**Given problem:**
Count the lines in the items below that contain the string "annotation", treating uppercase and lowercase as different. Give only the number.

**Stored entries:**
☆ ☆ ☆ ☆ ☆ ☆ ☆

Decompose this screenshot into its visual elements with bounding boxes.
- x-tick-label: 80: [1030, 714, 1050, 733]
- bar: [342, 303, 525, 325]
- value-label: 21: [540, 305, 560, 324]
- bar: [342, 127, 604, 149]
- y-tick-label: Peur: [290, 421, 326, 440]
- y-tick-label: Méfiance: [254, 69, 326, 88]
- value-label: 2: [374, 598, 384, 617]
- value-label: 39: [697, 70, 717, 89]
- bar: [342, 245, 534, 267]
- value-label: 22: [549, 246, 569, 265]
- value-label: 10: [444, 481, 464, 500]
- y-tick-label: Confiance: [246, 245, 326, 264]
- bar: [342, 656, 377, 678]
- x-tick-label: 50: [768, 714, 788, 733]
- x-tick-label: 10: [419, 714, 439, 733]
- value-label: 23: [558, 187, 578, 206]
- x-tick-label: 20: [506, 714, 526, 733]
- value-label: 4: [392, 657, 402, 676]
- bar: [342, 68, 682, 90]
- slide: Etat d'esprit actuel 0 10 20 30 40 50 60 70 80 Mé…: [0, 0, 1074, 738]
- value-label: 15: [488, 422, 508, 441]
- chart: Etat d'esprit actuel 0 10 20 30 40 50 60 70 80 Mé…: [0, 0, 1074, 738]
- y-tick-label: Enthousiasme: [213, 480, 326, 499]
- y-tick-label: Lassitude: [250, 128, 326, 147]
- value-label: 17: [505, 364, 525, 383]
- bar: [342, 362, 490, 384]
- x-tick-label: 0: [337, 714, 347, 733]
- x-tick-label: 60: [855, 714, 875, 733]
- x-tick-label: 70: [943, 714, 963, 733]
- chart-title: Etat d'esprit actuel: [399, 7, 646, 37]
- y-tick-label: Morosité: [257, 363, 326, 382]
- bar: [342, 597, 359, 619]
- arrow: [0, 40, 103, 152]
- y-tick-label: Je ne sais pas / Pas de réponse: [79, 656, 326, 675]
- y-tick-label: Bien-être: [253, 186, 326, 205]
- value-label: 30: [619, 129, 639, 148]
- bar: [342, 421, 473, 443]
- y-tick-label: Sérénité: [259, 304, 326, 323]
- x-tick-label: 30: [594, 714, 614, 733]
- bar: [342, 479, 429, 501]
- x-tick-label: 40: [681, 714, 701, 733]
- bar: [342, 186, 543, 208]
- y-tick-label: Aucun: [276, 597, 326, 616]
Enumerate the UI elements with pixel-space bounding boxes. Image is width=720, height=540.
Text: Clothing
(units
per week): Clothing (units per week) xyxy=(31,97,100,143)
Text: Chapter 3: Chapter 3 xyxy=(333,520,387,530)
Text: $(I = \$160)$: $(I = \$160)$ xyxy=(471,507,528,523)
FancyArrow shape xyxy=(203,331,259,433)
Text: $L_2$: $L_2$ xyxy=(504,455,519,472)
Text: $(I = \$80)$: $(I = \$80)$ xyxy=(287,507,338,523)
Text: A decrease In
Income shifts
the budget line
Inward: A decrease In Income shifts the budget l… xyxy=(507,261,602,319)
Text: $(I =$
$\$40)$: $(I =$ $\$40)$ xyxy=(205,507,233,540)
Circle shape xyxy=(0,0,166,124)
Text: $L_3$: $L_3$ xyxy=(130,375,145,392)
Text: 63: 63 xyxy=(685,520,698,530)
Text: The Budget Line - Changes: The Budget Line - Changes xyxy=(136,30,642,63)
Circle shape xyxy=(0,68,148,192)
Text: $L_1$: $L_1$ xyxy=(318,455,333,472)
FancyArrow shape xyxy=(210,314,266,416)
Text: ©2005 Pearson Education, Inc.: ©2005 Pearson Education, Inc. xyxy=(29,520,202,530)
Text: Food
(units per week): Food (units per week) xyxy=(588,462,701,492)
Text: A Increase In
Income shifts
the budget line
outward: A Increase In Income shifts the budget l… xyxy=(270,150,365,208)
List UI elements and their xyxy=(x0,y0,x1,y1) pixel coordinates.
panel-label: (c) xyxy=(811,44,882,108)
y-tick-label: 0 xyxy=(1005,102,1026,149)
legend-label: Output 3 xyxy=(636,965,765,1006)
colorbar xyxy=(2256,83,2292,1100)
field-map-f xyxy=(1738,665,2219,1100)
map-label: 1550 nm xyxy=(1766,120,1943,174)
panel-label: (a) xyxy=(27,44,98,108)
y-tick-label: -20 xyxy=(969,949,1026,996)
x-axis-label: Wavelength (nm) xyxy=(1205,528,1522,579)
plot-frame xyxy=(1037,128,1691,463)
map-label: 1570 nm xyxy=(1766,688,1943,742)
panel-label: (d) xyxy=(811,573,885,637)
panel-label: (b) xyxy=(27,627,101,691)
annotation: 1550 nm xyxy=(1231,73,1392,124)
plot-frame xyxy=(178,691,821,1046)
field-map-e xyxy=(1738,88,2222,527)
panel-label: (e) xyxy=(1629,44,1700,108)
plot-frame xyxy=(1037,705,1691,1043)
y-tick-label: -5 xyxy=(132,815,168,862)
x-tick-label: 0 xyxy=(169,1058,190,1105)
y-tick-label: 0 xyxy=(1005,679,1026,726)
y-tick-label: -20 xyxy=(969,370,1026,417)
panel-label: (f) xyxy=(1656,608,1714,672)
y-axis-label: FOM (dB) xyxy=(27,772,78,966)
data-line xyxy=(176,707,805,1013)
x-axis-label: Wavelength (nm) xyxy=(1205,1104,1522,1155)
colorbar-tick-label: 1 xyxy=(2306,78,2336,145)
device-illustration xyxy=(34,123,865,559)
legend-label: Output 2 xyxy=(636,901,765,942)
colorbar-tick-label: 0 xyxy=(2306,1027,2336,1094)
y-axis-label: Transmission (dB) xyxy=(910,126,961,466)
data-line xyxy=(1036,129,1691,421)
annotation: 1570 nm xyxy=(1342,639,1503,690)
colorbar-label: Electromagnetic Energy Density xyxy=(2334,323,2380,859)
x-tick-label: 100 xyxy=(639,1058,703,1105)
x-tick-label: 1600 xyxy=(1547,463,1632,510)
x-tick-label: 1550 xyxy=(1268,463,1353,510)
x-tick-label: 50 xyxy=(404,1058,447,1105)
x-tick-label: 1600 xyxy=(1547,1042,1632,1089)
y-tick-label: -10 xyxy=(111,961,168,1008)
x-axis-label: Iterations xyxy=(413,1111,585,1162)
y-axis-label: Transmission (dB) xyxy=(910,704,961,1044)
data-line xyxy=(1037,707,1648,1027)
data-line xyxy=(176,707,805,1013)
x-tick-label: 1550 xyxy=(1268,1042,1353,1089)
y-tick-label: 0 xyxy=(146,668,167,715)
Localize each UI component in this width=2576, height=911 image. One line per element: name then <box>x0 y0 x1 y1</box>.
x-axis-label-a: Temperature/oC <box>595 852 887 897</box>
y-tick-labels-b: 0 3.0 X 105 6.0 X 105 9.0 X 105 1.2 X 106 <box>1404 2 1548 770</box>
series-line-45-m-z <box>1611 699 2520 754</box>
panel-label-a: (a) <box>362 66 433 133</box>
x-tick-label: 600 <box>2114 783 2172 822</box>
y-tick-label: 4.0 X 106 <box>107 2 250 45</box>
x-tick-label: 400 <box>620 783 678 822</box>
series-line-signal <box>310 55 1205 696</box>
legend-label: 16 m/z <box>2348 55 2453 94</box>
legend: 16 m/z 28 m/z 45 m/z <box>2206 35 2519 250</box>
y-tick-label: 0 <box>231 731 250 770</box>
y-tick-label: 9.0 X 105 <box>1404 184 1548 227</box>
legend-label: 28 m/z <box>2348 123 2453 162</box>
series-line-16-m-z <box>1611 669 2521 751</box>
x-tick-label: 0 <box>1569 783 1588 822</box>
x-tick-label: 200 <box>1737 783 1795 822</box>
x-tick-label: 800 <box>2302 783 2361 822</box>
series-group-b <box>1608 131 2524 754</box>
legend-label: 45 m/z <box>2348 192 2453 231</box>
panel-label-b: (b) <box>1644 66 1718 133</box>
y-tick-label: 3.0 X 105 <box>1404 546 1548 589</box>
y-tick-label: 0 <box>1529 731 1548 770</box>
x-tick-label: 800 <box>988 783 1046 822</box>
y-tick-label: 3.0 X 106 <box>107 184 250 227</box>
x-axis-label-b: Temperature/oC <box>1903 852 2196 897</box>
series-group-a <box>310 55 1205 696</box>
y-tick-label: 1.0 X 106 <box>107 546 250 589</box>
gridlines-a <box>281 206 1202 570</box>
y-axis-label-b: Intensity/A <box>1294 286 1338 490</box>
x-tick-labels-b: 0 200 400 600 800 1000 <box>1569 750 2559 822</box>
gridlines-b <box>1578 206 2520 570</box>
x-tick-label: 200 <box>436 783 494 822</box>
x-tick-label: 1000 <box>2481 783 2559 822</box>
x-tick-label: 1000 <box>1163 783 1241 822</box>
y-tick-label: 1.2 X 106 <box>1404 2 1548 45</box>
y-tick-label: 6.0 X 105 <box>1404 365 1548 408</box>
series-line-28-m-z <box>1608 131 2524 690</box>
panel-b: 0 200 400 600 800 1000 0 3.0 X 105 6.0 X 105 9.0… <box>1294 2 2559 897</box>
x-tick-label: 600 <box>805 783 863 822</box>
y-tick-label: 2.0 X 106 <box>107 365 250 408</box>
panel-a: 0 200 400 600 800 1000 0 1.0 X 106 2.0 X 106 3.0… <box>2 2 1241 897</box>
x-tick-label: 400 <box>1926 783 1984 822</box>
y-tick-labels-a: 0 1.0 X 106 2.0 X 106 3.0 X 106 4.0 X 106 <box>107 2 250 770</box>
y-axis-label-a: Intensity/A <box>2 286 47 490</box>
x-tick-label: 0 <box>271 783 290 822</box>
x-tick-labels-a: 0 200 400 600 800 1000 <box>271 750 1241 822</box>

☆ ☆ ☆ ☆ ☆ ☆ ☆

**Response:**
2